STATED EXERCISE — Could you convert all the rows below into a Markdown table with two columns, No. and Line, putting each row's number in No. and its text in Line, and skipping any blank lines? Leave the pictures out of the table.

PROVIDED DATA —
○ ○ ○

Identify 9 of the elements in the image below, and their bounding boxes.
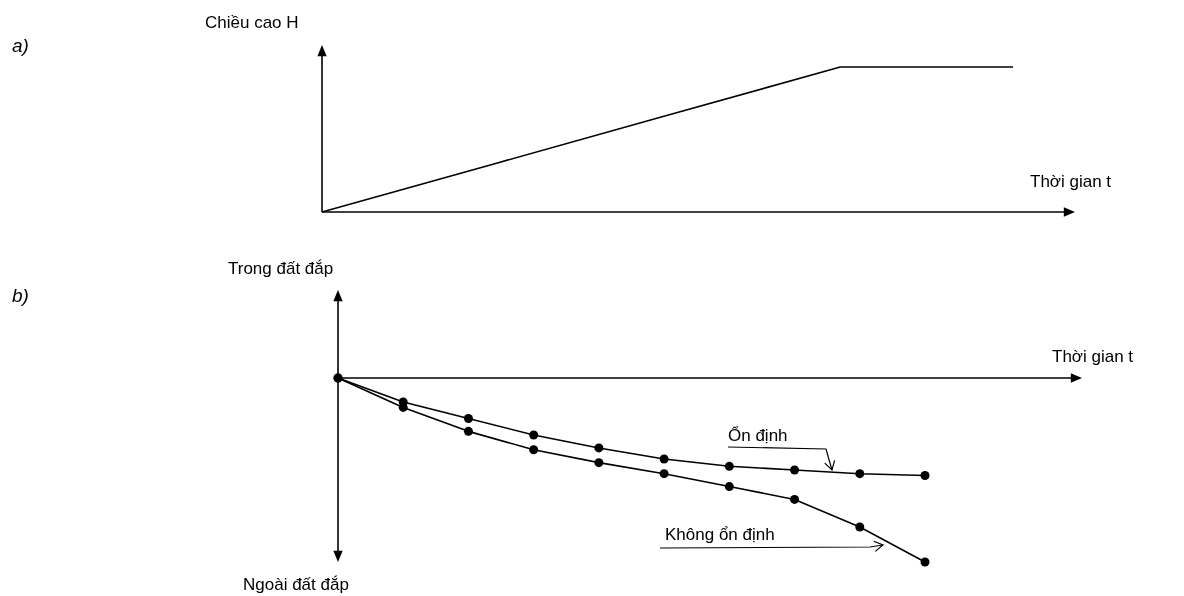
x-axis-title: Thời gian t — [1030, 172, 1112, 191]
text: Ngoài đất đắp — [243, 575, 349, 594]
x-axis-title: Thời gian t — [1052, 347, 1134, 366]
y-axis-title: Chiều cao H — [205, 13, 299, 32]
text: a) — [12, 35, 29, 56]
series-label: Ổn định — [728, 426, 788, 445]
y-axis-title: Trong đất đắp — [228, 259, 334, 278]
series-label: Không ổn định — [665, 525, 775, 544]
text: b) — [12, 285, 29, 306]
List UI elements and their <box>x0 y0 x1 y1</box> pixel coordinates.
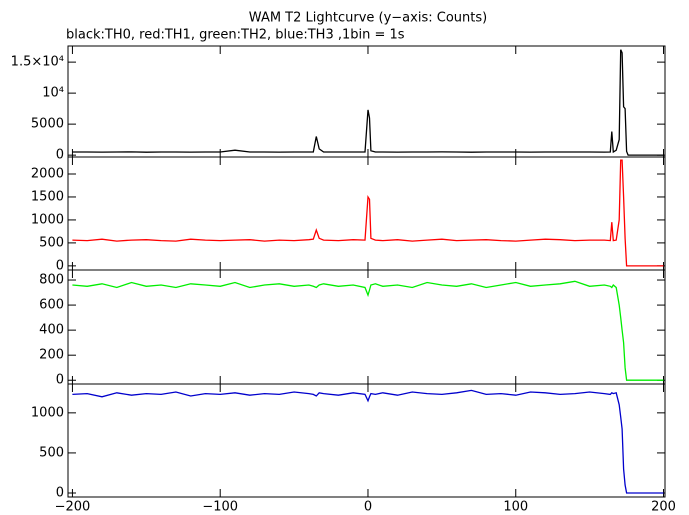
y-tick-label: 500 <box>39 445 64 460</box>
y-tick-label: 0 <box>56 258 64 273</box>
y-tick-label: 500 <box>39 235 64 250</box>
y-tick-label: 800 <box>39 273 64 288</box>
y-tick-label: 0 <box>56 148 64 163</box>
y-tick-label: 5000 <box>31 117 64 132</box>
series-line <box>72 280 664 381</box>
series-line <box>72 159 664 267</box>
y-tick-label: 0 <box>56 373 64 388</box>
y-tick-label: 600 <box>39 298 64 313</box>
y-tick-label: 200 <box>39 348 64 363</box>
x-tick-label: −100 <box>202 500 238 515</box>
y-tick-label: 0 <box>56 485 64 500</box>
y-tick-label: 2000 <box>31 166 64 181</box>
series-line <box>72 49 664 156</box>
series-line <box>72 389 664 494</box>
x-tick-label: 0 <box>364 500 372 515</box>
panel-frame <box>67 383 666 498</box>
y-tick-label: 400 <box>39 323 64 338</box>
y-tick-label: 1000 <box>31 212 64 227</box>
y-tick-label: 1.5×10⁴ <box>11 55 64 70</box>
x-tick-label: 200 <box>651 500 676 515</box>
y-tick-label: 1500 <box>31 189 64 204</box>
chart-title: WAM T2 Lightcurve (y−axis: Counts) <box>249 11 487 26</box>
y-tick-label: 10⁴ <box>42 86 64 101</box>
chart-subtitle: black:TH0, red:TH1, green:TH2, blue:TH3 … <box>66 28 405 43</box>
panel-frame <box>67 45 666 158</box>
panel-frame <box>67 269 666 385</box>
y-tick-label: 1000 <box>31 405 64 420</box>
x-tick-label: −200 <box>55 500 91 515</box>
x-tick-label: 100 <box>503 500 528 515</box>
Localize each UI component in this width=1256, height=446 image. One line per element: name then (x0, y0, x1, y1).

○ ○ ○

EXERCISE OUTPUT —
| No. | Line |
|---|---|
| 1 | Identify 9 of the elements in the image below, and their bounding boxes. |
| 2 | x-axis-title: Thời gian t — [1030, 172, 1112, 191] |
| 3 | text: Ngoài đất đắp — [243, 575, 349, 594] |
| 4 | x-axis-title: Thời gian t — [1052, 347, 1134, 366] |
| 5 | y-axis-title: Chiều cao H — [205, 13, 299, 32] |
| 6 | text: a) — [12, 35, 29, 56] |
| 7 | series-label: Ổn định — [728, 426, 788, 445] |
| 8 | y-axis-title: Trong đất đắp — [228, 259, 334, 278] |
| 9 | series-label: Không ổn định — [665, 525, 775, 544] |
| 10 | text: b) — [12, 285, 29, 306] |
| 11 | List UI elements and their <box>x0 y0 x1 y1</box> pixel coordinates. |
| 12 | y-tick-label: 500 <box>39 445 64 460</box> |
| 13 | y-tick-label: 0 <box>56 258 64 273</box> |
| 14 | y-tick-label: 500 <box>39 235 64 250</box> |
| 15 | y-tick-label: 800 <box>39 273 64 288</box> |
| 16 | y-tick-label: 0 <box>56 148 64 163</box> |
| 17 | y-tick-label: 5000 <box>31 117 64 132</box> |
| 18 | series-line <box>72 280 664 381</box> |
| 19 | series-line <box>72 159 664 267</box> |
| 20 | y-tick-label: 0 <box>56 373 64 388</box> |
| 21 | y-tick-label: 600 <box>39 298 64 313</box> |
| 22 | y-tick-label: 200 <box>39 348 64 363</box> |
| 23 | x-tick-label: −100 <box>202 500 238 515</box> |
| 24 | y-tick-label: 0 <box>56 485 64 500</box> |
| 25 | y-tick-label: 2000 <box>31 166 64 181</box> |
| 26 | series-line <box>72 49 664 156</box> |
| 27 | series-line <box>72 389 664 494</box> |
| 28 | x-tick-label: 0 <box>364 500 372 515</box> |
| 29 | panel-frame <box>67 383 666 498</box> |
| 30 | y-tick-label: 400 <box>39 323 64 338</box> |
| 31 | y-tick-label: 1000 <box>31 212 64 227</box> |
| 32 | y-tick-label: 1.5×10⁴ <box>11 55 64 70</box> |
| 33 | x-tick-label: 200 <box>651 500 676 515</box> |
| 34 | y-tick-label: 1500 <box>31 189 64 204</box> |
| 35 | chart-title: WAM T2 Lightcurve (y−axis: Counts) <box>249 11 487 26</box> |
| 36 | y-tick-label: 10⁴ <box>42 86 64 101</box> |
| 37 | chart-subtitle: black:TH0, red:TH1, green:TH2, blue:TH3 … <box>66 28 405 43</box> |
| 38 | panel-frame <box>67 45 666 158</box> |
| 39 | panel-frame <box>67 269 666 385</box> |
| 40 | y-tick-label: 1000 <box>31 405 64 420</box> |
| 41 | x-tick-label: −200 <box>55 500 91 515</box> |
| 42 | x-tick-label: 100 <box>503 500 528 515</box> |
| 43 | Localize each UI component in this width=1256, height=446 image. One line per element: name then (x0, y0, x1, y1). |